— Text to read —
(begin)

Sets are written in caligraphic upper-case, \(\Ac, \Sc, \Oc,\dots\).
States, actions, or other elements of sets are written as lower-case letters, \(s,a,o,\dots\).
The letter \(t\) is reserved for an iterator along a trajectories temporal dimension, its maximal value is given by \(T\). Trajectories start at \(t = 0\).
We reserve \(i,j,k,n,m\) to label iterators, maximal values achieved by them are denoted by the corresponding upper-case letter, i.e., \(I,J,K,N,M\).
MDPs
An MDP is a tuple \((\Sc, \Ac, p, r, \gamma)\). It is consists of a set of states \(\Sc\) and actions \(\Ac\). The transition distribution (discrete case) or density (continuous case) is denoted by \(p\agivenb{s'}{s,a}\). Finally, we have a reward function \(r : \Sc \times \Ac \rightarrow \R\) and a discount factor \(\gamma \in [0,1]\).

(end)

— Stated problem 1 —
Retype the passage of the notation text starting with "The letter \(t\)" and going on through "letter, i.e., \(I,J,K,N,M\).".

— Data supplied —
(begin)

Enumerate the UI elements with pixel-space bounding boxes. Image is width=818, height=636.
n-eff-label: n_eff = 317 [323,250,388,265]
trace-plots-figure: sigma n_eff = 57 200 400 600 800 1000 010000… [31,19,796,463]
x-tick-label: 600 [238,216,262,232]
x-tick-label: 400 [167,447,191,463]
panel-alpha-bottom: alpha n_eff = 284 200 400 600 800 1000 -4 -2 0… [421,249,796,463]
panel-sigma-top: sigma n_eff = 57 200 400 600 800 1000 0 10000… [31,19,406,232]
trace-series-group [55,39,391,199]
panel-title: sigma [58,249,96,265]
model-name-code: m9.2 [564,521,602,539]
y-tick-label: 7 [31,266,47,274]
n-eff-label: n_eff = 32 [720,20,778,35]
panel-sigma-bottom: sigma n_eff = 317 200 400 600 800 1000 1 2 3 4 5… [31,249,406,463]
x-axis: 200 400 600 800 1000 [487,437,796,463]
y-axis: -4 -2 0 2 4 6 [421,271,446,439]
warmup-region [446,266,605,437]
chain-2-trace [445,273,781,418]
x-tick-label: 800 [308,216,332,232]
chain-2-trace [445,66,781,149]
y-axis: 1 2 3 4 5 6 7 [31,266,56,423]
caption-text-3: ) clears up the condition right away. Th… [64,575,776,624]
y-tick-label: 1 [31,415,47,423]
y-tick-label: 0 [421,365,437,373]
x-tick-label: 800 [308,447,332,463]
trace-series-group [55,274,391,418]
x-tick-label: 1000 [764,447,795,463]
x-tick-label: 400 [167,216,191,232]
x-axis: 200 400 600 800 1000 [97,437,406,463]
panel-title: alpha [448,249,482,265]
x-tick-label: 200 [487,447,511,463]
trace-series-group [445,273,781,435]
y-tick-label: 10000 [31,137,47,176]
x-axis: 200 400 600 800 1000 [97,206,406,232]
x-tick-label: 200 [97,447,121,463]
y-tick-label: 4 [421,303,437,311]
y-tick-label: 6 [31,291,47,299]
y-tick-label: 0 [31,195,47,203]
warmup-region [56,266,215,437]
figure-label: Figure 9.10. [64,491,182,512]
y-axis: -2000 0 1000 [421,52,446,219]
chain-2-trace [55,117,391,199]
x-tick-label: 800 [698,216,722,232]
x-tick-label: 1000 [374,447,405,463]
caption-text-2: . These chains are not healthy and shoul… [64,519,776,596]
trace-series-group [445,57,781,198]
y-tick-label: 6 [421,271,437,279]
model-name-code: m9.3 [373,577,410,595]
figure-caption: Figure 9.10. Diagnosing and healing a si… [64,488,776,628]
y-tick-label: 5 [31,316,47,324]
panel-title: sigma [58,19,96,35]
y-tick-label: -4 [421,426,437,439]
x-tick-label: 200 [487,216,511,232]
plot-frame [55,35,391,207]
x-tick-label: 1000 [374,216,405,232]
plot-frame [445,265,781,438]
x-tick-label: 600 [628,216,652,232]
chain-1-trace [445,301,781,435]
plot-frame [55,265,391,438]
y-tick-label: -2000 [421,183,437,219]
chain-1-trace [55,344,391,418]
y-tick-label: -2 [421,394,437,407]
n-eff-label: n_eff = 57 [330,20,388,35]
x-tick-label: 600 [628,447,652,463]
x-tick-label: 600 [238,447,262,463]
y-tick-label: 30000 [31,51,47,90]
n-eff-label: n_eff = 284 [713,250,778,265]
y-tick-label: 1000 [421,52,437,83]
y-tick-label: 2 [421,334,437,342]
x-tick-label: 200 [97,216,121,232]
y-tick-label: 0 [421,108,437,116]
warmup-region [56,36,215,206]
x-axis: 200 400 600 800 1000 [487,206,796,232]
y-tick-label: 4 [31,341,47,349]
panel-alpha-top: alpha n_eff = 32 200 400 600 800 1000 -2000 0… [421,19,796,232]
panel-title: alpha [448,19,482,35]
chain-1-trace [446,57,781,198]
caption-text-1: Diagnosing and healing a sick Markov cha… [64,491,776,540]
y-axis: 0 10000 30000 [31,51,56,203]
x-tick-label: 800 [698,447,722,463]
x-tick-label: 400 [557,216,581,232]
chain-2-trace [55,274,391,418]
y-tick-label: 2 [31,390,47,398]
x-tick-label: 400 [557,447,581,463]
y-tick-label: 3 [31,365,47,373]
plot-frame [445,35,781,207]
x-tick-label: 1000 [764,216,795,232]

(end)

— Stated problem 2 —
Echo the records from their first line through the line containing "x-tick-label: 400 [167,447,191,463]", with both ends included.

— Correct answer 1 —
The letter \(t\) is reserved for an iterator along a trajectories temporal dimension, its maximal value is given by \(T\). Trajectories start at \(t = 0\).
We reserve \(i,j,k,n,m\) to label iterators, maximal values achieved by them are denoted by the corresponding upper-case letter, i.e., \(I,J,K,N,M\).

— Correct answer 2 —
Enumerate the UI elements with pixel-space bounding boxes. Image is width=818, height=636.
n-eff-label: n_eff = 317 [323,250,388,265]
trace-plots-figure: sigma n_eff = 57 200 400 600 800 1000 010000… [31,19,796,463]
x-tick-label: 600 [238,216,262,232]
x-tick-label: 400 [167,447,191,463]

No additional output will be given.